(Stored data)
=-=-=

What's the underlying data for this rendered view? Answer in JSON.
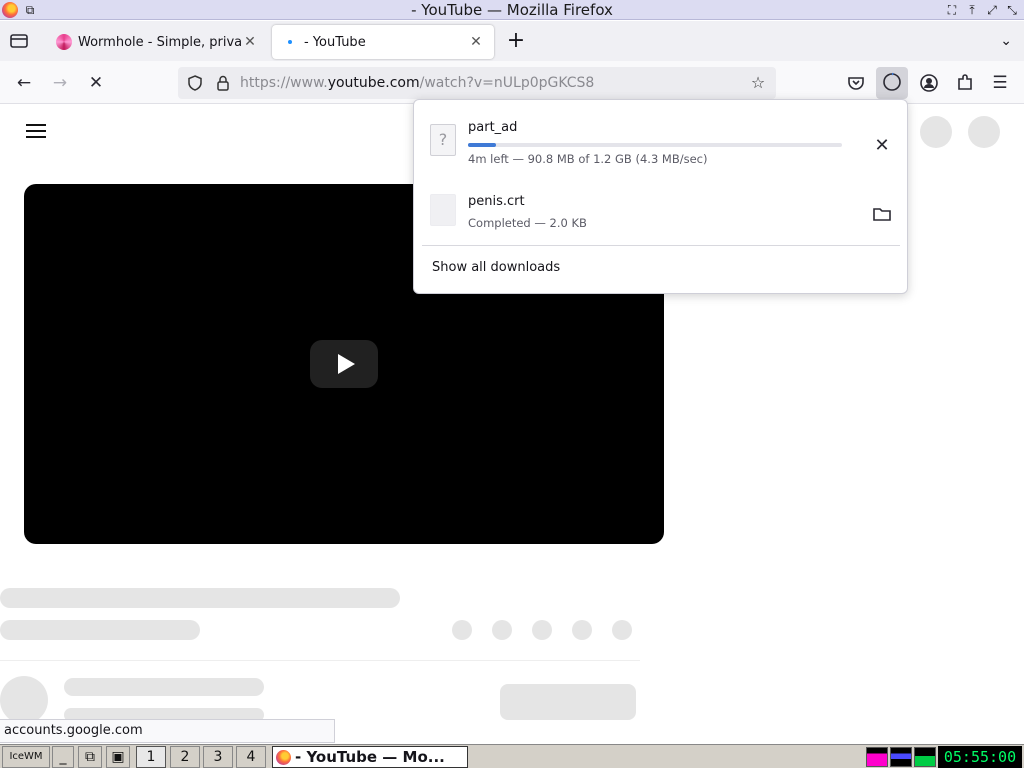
{
  "window": {
    "title": "- YouTube — Mozilla Firefox"
  },
  "tabs": [
    {
      "label": "Wormhole - Simple, private",
      "icon": "wormhole-icon",
      "active": false
    },
    {
      "label": "- YouTube",
      "icon": "youtube-loading-icon",
      "active": true
    }
  ],
  "toolbar": {
    "url_prefix": "https://www.",
    "url_host": "youtube.com",
    "url_path": "/watch?v=nULp0pGKCS8"
  },
  "downloads": {
    "items": [
      {
        "name": "part_ad",
        "status": "4m left — 90.8 MB of 1.2 GB (4.3 MB/sec)",
        "progress": 0.075,
        "action": "cancel"
      },
      {
        "name": "penis.crt",
        "status": "Completed — 2.0 KB",
        "action": "open-folder"
      }
    ],
    "show_all_label": "Show all downloads"
  },
  "status_bar": {
    "url": "accounts.google.com"
  },
  "taskbar": {
    "workspaces": [
      "1",
      "2",
      "3",
      "4"
    ],
    "active_window": "- YouTube — Mo...",
    "clock": "05:55:00"
  },
  "colors": {
    "accent": "#3f7ad6",
    "title_bar": "#dcdcf2",
    "clock_text": "#00ff66"
  }
}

=-=-=

◆ Short problem ◆
Quote every record above exactly, leaving out any pictures.

◆ Task response ◆
What's the underlying data for this rendered view? Answer in JSON.
{
  "window": {
    "title": "- YouTube — Mozilla Firefox"
  },
  "tabs": [
    {
      "label": "Wormhole - Simple, private",
      "icon": "wormhole-icon",
      "active": false
    },
    {
      "label": "- YouTube",
      "icon": "youtube-loading-icon",
      "active": true
    }
  ],
  "toolbar": {
    "url_prefix": "https://www.",
    "url_host": "youtube.com",
    "url_path": "/watch?v=nULp0pGKCS8"
  },
  "downloads": {
    "items": [
      {
        "name": "part_ad",
        "status": "4m left — 90.8 MB of 1.2 GB (4.3 MB/sec)",
        "progress": 0.075,
        "action": "cancel"
      },
      {
        "name": "penis.crt",
        "status": "Completed — 2.0 KB",
        "action": "open-folder"
      }
    ],
    "show_all_label": "Show all downloads"
  },
  "status_bar": {
    "url": "accounts.google.com"
  },
  "taskbar": {
    "workspaces": [
      "1",
      "2",
      "3",
      "4"
    ],
    "active_window": "- YouTube — Mo...",
    "clock": "05:55:00"
  },
  "colors": {
    "accent": "#3f7ad6",
    "title_bar": "#dcdcf2",
    "clock_text": "#00ff66"
  }
}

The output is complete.